Exercise description:
Return all of the data exactly, with nothing left out but the pictures.

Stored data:
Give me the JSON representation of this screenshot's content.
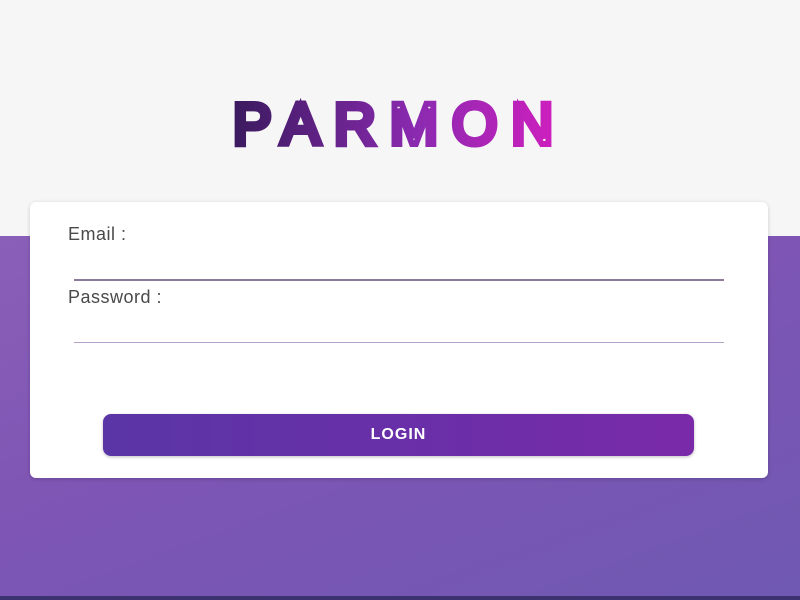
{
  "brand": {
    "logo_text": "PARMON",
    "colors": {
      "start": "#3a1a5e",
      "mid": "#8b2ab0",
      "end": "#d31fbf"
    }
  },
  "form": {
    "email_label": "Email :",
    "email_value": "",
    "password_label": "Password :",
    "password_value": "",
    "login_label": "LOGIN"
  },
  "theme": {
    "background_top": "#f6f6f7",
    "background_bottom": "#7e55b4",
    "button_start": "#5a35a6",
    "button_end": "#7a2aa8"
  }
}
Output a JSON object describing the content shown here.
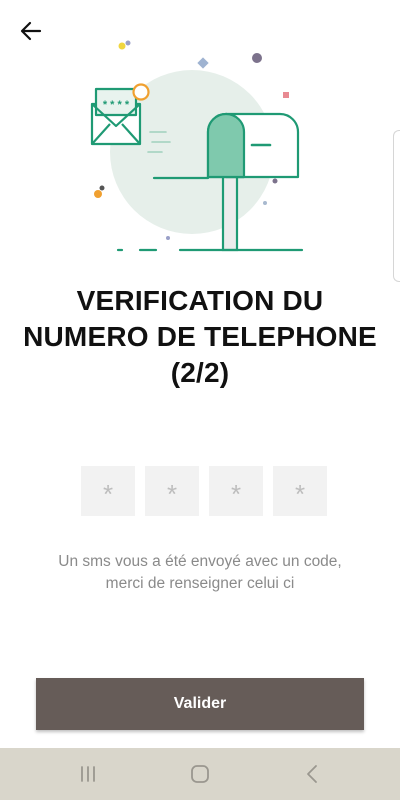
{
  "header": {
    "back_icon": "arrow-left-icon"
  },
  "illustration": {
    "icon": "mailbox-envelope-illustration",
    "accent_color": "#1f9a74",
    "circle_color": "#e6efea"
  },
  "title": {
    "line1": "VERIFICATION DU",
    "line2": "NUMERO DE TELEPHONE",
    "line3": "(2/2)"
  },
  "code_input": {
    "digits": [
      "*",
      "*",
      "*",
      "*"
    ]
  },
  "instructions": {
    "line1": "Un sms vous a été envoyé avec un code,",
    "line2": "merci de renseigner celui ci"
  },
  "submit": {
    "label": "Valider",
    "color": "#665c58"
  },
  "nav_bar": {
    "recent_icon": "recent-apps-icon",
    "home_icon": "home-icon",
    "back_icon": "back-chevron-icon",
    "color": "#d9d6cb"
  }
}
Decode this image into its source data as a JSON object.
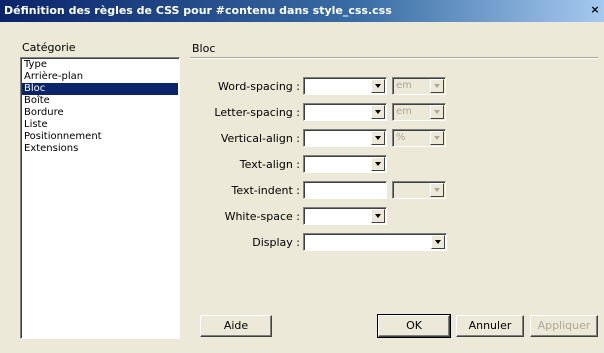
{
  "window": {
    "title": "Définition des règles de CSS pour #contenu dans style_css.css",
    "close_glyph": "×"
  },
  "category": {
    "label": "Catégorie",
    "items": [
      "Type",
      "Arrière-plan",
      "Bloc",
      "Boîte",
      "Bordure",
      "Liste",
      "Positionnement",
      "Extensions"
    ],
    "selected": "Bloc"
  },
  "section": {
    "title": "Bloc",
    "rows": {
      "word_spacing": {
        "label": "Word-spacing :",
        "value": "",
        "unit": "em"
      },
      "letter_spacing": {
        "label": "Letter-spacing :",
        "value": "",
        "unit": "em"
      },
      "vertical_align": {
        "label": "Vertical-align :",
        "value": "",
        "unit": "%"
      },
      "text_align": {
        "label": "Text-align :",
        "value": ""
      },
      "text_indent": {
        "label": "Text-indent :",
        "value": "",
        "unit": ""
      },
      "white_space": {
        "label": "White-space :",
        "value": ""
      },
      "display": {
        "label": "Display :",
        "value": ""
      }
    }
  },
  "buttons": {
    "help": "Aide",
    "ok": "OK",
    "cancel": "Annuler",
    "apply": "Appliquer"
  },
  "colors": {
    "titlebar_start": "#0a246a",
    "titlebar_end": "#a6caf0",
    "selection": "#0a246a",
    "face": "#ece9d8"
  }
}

Finished exercise:
Give me the JSON representation of this screenshot's content.
{
  "brand": {
    "logo_text": "PARMON",
    "colors": {
      "start": "#3a1a5e",
      "mid": "#8b2ab0",
      "end": "#d31fbf"
    }
  },
  "form": {
    "email_label": "Email :",
    "email_value": "",
    "password_label": "Password :",
    "password_value": "",
    "login_label": "LOGIN"
  },
  "theme": {
    "background_top": "#f6f6f7",
    "background_bottom": "#7e55b4",
    "button_start": "#5a35a6",
    "button_end": "#7a2aa8"
  }
}
Output a JSON object describing the content shown here.
{
  "header": {
    "back_icon": "arrow-left-icon"
  },
  "illustration": {
    "icon": "mailbox-envelope-illustration",
    "accent_color": "#1f9a74",
    "circle_color": "#e6efea"
  },
  "title": {
    "line1": "VERIFICATION DU",
    "line2": "NUMERO DE TELEPHONE",
    "line3": "(2/2)"
  },
  "code_input": {
    "digits": [
      "*",
      "*",
      "*",
      "*"
    ]
  },
  "instructions": {
    "line1": "Un sms vous a été envoyé avec un code,",
    "line2": "merci de renseigner celui ci"
  },
  "submit": {
    "label": "Valider",
    "color": "#665c58"
  },
  "nav_bar": {
    "recent_icon": "recent-apps-icon",
    "home_icon": "home-icon",
    "back_icon": "back-chevron-icon",
    "color": "#d9d6cb"
  }
}
Decode this image into its source data as a JSON object.
{
  "window": {
    "title": "Définition des règles de CSS pour #contenu dans style_css.css",
    "close_glyph": "×"
  },
  "category": {
    "label": "Catégorie",
    "items": [
      "Type",
      "Arrière-plan",
      "Bloc",
      "Boîte",
      "Bordure",
      "Liste",
      "Positionnement",
      "Extensions"
    ],
    "selected": "Bloc"
  },
  "section": {
    "title": "Bloc",
    "rows": {
      "word_spacing": {
        "label": "Word-spacing :",
        "value": "",
        "unit": "em"
      },
      "letter_spacing": {
        "label": "Letter-spacing :",
        "value": "",
        "unit": "em"
      },
      "vertical_align": {
        "label": "Vertical-align :",
        "value": "",
        "unit": "%"
      },
      "text_align": {
        "label": "Text-align :",
        "value": ""
      },
      "text_indent": {
        "label": "Text-indent :",
        "value": "",
        "unit": ""
      },
      "white_space": {
        "label": "White-space :",
        "value": ""
      },
      "display": {
        "label": "Display :",
        "value": ""
      }
    }
  },
  "buttons": {
    "help": "Aide",
    "ok": "OK",
    "cancel": "Annuler",
    "apply": "Appliquer"
  },
  "colors": {
    "titlebar_start": "#0a246a",
    "titlebar_end": "#a6caf0",
    "selection": "#0a246a",
    "face": "#ece9d8"
  }
}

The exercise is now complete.